_ENTRIES SHOWN_
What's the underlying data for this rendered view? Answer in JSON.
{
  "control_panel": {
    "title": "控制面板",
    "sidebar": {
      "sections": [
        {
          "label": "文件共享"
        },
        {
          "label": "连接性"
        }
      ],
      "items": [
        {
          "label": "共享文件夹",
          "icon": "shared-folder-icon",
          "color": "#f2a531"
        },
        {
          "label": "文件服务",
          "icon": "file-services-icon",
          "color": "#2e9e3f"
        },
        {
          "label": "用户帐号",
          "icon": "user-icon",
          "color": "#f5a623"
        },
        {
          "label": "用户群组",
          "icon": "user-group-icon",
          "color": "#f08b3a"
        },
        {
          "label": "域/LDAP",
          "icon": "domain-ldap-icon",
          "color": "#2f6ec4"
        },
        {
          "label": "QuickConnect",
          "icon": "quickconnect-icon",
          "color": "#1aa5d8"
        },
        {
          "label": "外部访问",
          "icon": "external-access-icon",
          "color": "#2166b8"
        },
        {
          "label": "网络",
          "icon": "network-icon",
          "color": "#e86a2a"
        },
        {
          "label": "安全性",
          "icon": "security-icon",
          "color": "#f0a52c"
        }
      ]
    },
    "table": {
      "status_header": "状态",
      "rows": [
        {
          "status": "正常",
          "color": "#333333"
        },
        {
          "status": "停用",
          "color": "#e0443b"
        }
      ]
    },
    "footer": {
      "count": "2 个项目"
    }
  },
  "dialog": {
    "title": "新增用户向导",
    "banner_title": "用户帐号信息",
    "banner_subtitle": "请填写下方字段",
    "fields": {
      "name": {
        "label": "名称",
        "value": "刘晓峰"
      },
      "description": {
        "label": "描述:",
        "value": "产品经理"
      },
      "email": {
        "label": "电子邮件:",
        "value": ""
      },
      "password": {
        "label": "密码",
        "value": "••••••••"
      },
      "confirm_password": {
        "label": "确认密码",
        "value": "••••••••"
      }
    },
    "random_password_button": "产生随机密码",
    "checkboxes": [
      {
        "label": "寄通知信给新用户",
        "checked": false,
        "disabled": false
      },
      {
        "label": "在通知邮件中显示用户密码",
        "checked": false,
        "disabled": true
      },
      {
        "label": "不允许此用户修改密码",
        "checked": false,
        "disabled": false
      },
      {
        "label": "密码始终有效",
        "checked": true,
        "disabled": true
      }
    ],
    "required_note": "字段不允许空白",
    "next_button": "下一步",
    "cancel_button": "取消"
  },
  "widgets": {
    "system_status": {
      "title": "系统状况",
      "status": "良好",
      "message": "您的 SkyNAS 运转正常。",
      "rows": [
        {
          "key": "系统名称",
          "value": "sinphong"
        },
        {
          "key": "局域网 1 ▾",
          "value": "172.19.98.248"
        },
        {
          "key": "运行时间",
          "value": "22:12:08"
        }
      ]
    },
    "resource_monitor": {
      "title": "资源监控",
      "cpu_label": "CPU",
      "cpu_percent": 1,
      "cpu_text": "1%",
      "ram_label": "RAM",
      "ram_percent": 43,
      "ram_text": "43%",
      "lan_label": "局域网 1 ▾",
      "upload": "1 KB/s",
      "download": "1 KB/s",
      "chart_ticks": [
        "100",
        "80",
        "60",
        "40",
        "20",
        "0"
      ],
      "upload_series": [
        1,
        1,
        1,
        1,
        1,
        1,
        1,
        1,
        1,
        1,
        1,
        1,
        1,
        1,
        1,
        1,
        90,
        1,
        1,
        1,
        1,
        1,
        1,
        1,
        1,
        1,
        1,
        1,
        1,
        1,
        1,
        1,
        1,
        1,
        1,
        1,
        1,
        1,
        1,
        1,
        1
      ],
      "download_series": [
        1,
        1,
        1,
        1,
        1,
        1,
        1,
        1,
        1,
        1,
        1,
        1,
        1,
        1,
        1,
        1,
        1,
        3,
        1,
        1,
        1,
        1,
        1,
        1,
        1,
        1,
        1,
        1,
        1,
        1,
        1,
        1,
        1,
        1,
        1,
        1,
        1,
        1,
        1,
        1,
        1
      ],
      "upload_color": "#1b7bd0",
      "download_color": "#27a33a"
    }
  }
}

_EXERCISE GOAL_
Retype the whole listing, matching it exactly.

_RESULT_
What's the underlying data for this rendered view? Answer in JSON.
{
  "control_panel": {
    "title": "控制面板",
    "sidebar": {
      "sections": [
        {
          "label": "文件共享"
        },
        {
          "label": "连接性"
        }
      ],
      "items": [
        {
          "label": "共享文件夹",
          "icon": "shared-folder-icon",
          "color": "#f2a531"
        },
        {
          "label": "文件服务",
          "icon": "file-services-icon",
          "color": "#2e9e3f"
        },
        {
          "label": "用户帐号",
          "icon": "user-icon",
          "color": "#f5a623"
        },
        {
          "label": "用户群组",
          "icon": "user-group-icon",
          "color": "#f08b3a"
        },
        {
          "label": "域/LDAP",
          "icon": "domain-ldap-icon",
          "color": "#2f6ec4"
        },
        {
          "label": "QuickConnect",
          "icon": "quickconnect-icon",
          "color": "#1aa5d8"
        },
        {
          "label": "外部访问",
          "icon": "external-access-icon",
          "color": "#2166b8"
        },
        {
          "label": "网络",
          "icon": "network-icon",
          "color": "#e86a2a"
        },
        {
          "label": "安全性",
          "icon": "security-icon",
          "color": "#f0a52c"
        }
      ]
    },
    "table": {
      "status_header": "状态",
      "rows": [
        {
          "status": "正常",
          "color": "#333333"
        },
        {
          "status": "停用",
          "color": "#e0443b"
        }
      ]
    },
    "footer": {
      "count": "2 个项目"
    }
  },
  "dialog": {
    "title": "新增用户向导",
    "banner_title": "用户帐号信息",
    "banner_subtitle": "请填写下方字段",
    "fields": {
      "name": {
        "label": "名称",
        "value": "刘晓峰"
      },
      "description": {
        "label": "描述:",
        "value": "产品经理"
      },
      "email": {
        "label": "电子邮件:",
        "value": ""
      },
      "password": {
        "label": "密码",
        "value": "••••••••"
      },
      "confirm_password": {
        "label": "确认密码",
        "value": "••••••••"
      }
    },
    "random_password_button": "产生随机密码",
    "checkboxes": [
      {
        "label": "寄通知信给新用户",
        "checked": false,
        "disabled": false
      },
      {
        "label": "在通知邮件中显示用户密码",
        "checked": false,
        "disabled": true
      },
      {
        "label": "不允许此用户修改密码",
        "checked": false,
        "disabled": false
      },
      {
        "label": "密码始终有效",
        "checked": true,
        "disabled": true
      }
    ],
    "required_note": "字段不允许空白",
    "next_button": "下一步",
    "cancel_button": "取消"
  },
  "widgets": {
    "system_status": {
      "title": "系统状况",
      "status": "良好",
      "message": "您的 SkyNAS 运转正常。",
      "rows": [
        {
          "key": "系统名称",
          "value": "sinphong"
        },
        {
          "key": "局域网 1 ▾",
          "value": "172.19.98.248"
        },
        {
          "key": "运行时间",
          "value": "22:12:08"
        }
      ]
    },
    "resource_monitor": {
      "title": "资源监控",
      "cpu_label": "CPU",
      "cpu_percent": 1,
      "cpu_text": "1%",
      "ram_label": "RAM",
      "ram_percent": 43,
      "ram_text": "43%",
      "lan_label": "局域网 1 ▾",
      "upload": "1 KB/s",
      "download": "1 KB/s",
      "chart_ticks": [
        "100",
        "80",
        "60",
        "40",
        "20",
        "0"
      ],
      "upload_series": [
        1,
        1,
        1,
        1,
        1,
        1,
        1,
        1,
        1,
        1,
        1,
        1,
        1,
        1,
        1,
        1,
        90,
        1,
        1,
        1,
        1,
        1,
        1,
        1,
        1,
        1,
        1,
        1,
        1,
        1,
        1,
        1,
        1,
        1,
        1,
        1,
        1,
        1,
        1,
        1,
        1
      ],
      "download_series": [
        1,
        1,
        1,
        1,
        1,
        1,
        1,
        1,
        1,
        1,
        1,
        1,
        1,
        1,
        1,
        1,
        1,
        3,
        1,
        1,
        1,
        1,
        1,
        1,
        1,
        1,
        1,
        1,
        1,
        1,
        1,
        1,
        1,
        1,
        1,
        1,
        1,
        1,
        1,
        1,
        1
      ],
      "upload_color": "#1b7bd0",
      "download_color": "#27a33a"
    }
  }
}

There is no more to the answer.